───── Dataset content

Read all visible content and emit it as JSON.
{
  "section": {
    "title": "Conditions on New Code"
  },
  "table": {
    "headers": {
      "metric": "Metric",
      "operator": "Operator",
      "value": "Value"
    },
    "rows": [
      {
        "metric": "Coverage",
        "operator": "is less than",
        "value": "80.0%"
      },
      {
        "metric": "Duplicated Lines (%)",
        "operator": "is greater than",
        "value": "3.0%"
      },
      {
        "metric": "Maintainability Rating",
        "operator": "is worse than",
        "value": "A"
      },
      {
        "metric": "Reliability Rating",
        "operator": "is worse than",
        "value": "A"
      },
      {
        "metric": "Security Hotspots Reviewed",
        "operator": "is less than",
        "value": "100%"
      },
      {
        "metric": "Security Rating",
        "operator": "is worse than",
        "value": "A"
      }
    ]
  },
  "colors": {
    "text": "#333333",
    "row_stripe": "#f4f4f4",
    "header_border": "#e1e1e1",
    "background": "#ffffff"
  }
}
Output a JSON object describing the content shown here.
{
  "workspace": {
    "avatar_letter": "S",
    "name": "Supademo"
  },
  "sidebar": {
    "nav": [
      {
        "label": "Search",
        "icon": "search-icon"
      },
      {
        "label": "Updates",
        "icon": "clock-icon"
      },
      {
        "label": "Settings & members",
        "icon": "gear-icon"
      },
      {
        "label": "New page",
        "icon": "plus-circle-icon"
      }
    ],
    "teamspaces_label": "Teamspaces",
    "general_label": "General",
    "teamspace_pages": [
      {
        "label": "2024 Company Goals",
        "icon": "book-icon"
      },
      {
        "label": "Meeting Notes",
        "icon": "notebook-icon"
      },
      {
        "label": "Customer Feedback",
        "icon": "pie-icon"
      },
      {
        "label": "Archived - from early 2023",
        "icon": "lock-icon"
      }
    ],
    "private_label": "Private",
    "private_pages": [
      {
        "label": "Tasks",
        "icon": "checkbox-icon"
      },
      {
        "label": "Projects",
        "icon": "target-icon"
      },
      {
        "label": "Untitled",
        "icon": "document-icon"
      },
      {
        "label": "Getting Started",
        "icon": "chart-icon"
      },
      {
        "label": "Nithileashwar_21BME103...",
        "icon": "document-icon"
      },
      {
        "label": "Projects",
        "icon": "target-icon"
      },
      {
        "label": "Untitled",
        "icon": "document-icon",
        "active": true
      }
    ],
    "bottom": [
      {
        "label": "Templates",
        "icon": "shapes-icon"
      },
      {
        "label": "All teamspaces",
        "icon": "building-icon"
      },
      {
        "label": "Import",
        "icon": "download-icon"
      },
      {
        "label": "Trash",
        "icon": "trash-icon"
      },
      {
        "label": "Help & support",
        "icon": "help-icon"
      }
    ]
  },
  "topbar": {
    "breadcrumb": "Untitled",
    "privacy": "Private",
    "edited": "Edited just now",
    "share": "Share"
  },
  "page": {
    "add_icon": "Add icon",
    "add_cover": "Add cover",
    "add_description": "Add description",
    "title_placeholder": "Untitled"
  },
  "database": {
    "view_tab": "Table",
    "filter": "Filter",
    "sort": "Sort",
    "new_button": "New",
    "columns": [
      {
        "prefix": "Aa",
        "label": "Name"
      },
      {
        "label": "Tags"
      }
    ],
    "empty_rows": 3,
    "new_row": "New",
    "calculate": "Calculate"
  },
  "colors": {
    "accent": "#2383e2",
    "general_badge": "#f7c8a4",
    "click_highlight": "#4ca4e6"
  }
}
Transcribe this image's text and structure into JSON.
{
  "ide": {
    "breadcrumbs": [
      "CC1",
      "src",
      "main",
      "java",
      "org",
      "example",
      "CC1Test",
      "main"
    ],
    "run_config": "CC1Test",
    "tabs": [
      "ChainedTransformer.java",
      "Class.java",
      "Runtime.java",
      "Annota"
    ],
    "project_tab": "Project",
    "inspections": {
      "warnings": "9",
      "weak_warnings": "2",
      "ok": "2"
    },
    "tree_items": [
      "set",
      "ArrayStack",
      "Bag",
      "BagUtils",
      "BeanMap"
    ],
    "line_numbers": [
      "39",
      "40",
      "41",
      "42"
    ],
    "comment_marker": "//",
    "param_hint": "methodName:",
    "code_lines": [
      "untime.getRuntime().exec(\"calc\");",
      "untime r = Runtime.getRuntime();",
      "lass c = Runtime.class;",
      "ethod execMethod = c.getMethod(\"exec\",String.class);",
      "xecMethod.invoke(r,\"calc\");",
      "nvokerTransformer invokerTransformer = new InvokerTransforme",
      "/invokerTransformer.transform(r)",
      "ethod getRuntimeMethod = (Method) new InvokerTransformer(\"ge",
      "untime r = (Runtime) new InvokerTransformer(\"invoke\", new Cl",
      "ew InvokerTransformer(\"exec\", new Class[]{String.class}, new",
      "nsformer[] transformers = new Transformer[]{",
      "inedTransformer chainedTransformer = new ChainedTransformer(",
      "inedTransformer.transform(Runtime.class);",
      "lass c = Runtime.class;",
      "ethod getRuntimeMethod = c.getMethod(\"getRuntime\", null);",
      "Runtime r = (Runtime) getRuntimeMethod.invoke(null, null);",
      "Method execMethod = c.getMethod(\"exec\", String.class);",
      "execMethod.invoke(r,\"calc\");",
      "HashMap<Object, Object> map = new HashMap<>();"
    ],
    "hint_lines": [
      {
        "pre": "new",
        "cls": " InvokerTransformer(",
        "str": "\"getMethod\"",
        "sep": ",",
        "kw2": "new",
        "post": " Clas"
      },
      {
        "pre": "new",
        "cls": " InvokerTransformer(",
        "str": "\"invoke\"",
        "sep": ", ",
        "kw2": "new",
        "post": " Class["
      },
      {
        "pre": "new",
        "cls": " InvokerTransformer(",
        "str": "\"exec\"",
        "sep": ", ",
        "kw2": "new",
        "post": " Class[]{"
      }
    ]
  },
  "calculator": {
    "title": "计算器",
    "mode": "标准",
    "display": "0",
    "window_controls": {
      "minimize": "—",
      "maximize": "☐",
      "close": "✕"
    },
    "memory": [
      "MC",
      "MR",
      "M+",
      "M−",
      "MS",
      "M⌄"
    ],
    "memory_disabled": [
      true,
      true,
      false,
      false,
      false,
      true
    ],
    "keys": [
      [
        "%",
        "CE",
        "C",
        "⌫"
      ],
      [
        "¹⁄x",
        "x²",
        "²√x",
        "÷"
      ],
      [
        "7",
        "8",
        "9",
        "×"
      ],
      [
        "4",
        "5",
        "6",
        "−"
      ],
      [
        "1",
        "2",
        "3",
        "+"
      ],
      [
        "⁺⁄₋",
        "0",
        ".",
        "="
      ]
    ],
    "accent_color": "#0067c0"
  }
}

──────────

Given task -
Give back the whole listing exactly as it reads.

Answer to this task -
Read all visible content and emit it as JSON.
{
  "section": {
    "title": "Conditions on New Code"
  },
  "table": {
    "headers": {
      "metric": "Metric",
      "operator": "Operator",
      "value": "Value"
    },
    "rows": [
      {
        "metric": "Coverage",
        "operator": "is less than",
        "value": "80.0%"
      },
      {
        "metric": "Duplicated Lines (%)",
        "operator": "is greater than",
        "value": "3.0%"
      },
      {
        "metric": "Maintainability Rating",
        "operator": "is worse than",
        "value": "A"
      },
      {
        "metric": "Reliability Rating",
        "operator": "is worse than",
        "value": "A"
      },
      {
        "metric": "Security Hotspots Reviewed",
        "operator": "is less than",
        "value": "100%"
      },
      {
        "metric": "Security Rating",
        "operator": "is worse than",
        "value": "A"
      }
    ]
  },
  "colors": {
    "text": "#333333",
    "row_stripe": "#f4f4f4",
    "header_border": "#e1e1e1",
    "background": "#ffffff"
  }
}
Output a JSON object describing the content shown here.
{
  "workspace": {
    "avatar_letter": "S",
    "name": "Supademo"
  },
  "sidebar": {
    "nav": [
      {
        "label": "Search",
        "icon": "search-icon"
      },
      {
        "label": "Updates",
        "icon": "clock-icon"
      },
      {
        "label": "Settings & members",
        "icon": "gear-icon"
      },
      {
        "label": "New page",
        "icon": "plus-circle-icon"
      }
    ],
    "teamspaces_label": "Teamspaces",
    "general_label": "General",
    "teamspace_pages": [
      {
        "label": "2024 Company Goals",
        "icon": "book-icon"
      },
      {
        "label": "Meeting Notes",
        "icon": "notebook-icon"
      },
      {
        "label": "Customer Feedback",
        "icon": "pie-icon"
      },
      {
        "label": "Archived - from early 2023",
        "icon": "lock-icon"
      }
    ],
    "private_label": "Private",
    "private_pages": [
      {
        "label": "Tasks",
        "icon": "checkbox-icon"
      },
      {
        "label": "Projects",
        "icon": "target-icon"
      },
      {
        "label": "Untitled",
        "icon": "document-icon"
      },
      {
        "label": "Getting Started",
        "icon": "chart-icon"
      },
      {
        "label": "Nithileashwar_21BME103...",
        "icon": "document-icon"
      },
      {
        "label": "Projects",
        "icon": "target-icon"
      },
      {
        "label": "Untitled",
        "icon": "document-icon",
        "active": true
      }
    ],
    "bottom": [
      {
        "label": "Templates",
        "icon": "shapes-icon"
      },
      {
        "label": "All teamspaces",
        "icon": "building-icon"
      },
      {
        "label": "Import",
        "icon": "download-icon"
      },
      {
        "label": "Trash",
        "icon": "trash-icon"
      },
      {
        "label": "Help & support",
        "icon": "help-icon"
      }
    ]
  },
  "topbar": {
    "breadcrumb": "Untitled",
    "privacy": "Private",
    "edited": "Edited just now",
    "share": "Share"
  },
  "page": {
    "add_icon": "Add icon",
    "add_cover": "Add cover",
    "add_description": "Add description",
    "title_placeholder": "Untitled"
  },
  "database": {
    "view_tab": "Table",
    "filter": "Filter",
    "sort": "Sort",
    "new_button": "New",
    "columns": [
      {
        "prefix": "Aa",
        "label": "Name"
      },
      {
        "label": "Tags"
      }
    ],
    "empty_rows": 3,
    "new_row": "New",
    "calculate": "Calculate"
  },
  "colors": {
    "accent": "#2383e2",
    "general_badge": "#f7c8a4",
    "click_highlight": "#4ca4e6"
  }
}
Transcribe this image's text and structure into JSON.
{
  "ide": {
    "breadcrumbs": [
      "CC1",
      "src",
      "main",
      "java",
      "org",
      "example",
      "CC1Test",
      "main"
    ],
    "run_config": "CC1Test",
    "tabs": [
      "ChainedTransformer.java",
      "Class.java",
      "Runtime.java",
      "Annota"
    ],
    "project_tab": "Project",
    "inspections": {
      "warnings": "9",
      "weak_warnings": "2",
      "ok": "2"
    },
    "tree_items": [
      "set",
      "ArrayStack",
      "Bag",
      "BagUtils",
      "BeanMap"
    ],
    "line_numbers": [
      "39",
      "40",
      "41",
      "42"
    ],
    "comment_marker": "//",
    "param_hint": "methodName:",
    "code_lines": [
      "untime.getRuntime().exec(\"calc\");",
      "untime r = Runtime.getRuntime();",
      "lass c = Runtime.class;",
      "ethod execMethod = c.getMethod(\"exec\",String.class);",
      "xecMethod.invoke(r,\"calc\");",
      "nvokerTransformer invokerTransformer = new InvokerTransforme",
      "/invokerTransformer.transform(r)",
      "ethod getRuntimeMethod = (Method) new InvokerTransformer(\"ge",
      "untime r = (Runtime) new InvokerTransformer(\"invoke\", new Cl",
      "ew InvokerTransformer(\"exec\", new Class[]{String.class}, new",
      "nsformer[] transformers = new Transformer[]{",
      "inedTransformer chainedTransformer = new ChainedTransformer(",
      "inedTransformer.transform(Runtime.class);",
      "lass c = Runtime.class;",
      "ethod getRuntimeMethod = c.getMethod(\"getRuntime\", null);",
      "Runtime r = (Runtime) getRuntimeMethod.invoke(null, null);",
      "Method execMethod = c.getMethod(\"exec\", String.class);",
      "execMethod.invoke(r,\"calc\");",
      "HashMap<Object, Object> map = new HashMap<>();"
    ],
    "hint_lines": [
      {
        "pre": "new",
        "cls": " InvokerTransformer(",
        "str": "\"getMethod\"",
        "sep": ",",
        "kw2": "new",
        "post": " Clas"
      },
      {
        "pre": "new",
        "cls": " InvokerTransformer(",
        "str": "\"invoke\"",
        "sep": ", ",
        "kw2": "new",
        "post": " Class["
      },
      {
        "pre": "new",
        "cls": " InvokerTransformer(",
        "str": "\"exec\"",
        "sep": ", ",
        "kw2": "new",
        "post": " Class[]{"
      }
    ]
  },
  "calculator": {
    "title": "计算器",
    "mode": "标准",
    "display": "0",
    "window_controls": {
      "minimize": "—",
      "maximize": "☐",
      "close": "✕"
    },
    "memory": [
      "MC",
      "MR",
      "M+",
      "M−",
      "MS",
      "M⌄"
    ],
    "memory_disabled": [
      true,
      true,
      false,
      false,
      false,
      true
    ],
    "keys": [
      [
        "%",
        "CE",
        "C",
        "⌫"
      ],
      [
        "¹⁄x",
        "x²",
        "²√x",
        "÷"
      ],
      [
        "7",
        "8",
        "9",
        "×"
      ],
      [
        "4",
        "5",
        "6",
        "−"
      ],
      [
        "1",
        "2",
        "3",
        "+"
      ],
      [
        "⁺⁄₋",
        "0",
        ".",
        "="
      ]
    ],
    "accent_color": "#0067c0"
  }
}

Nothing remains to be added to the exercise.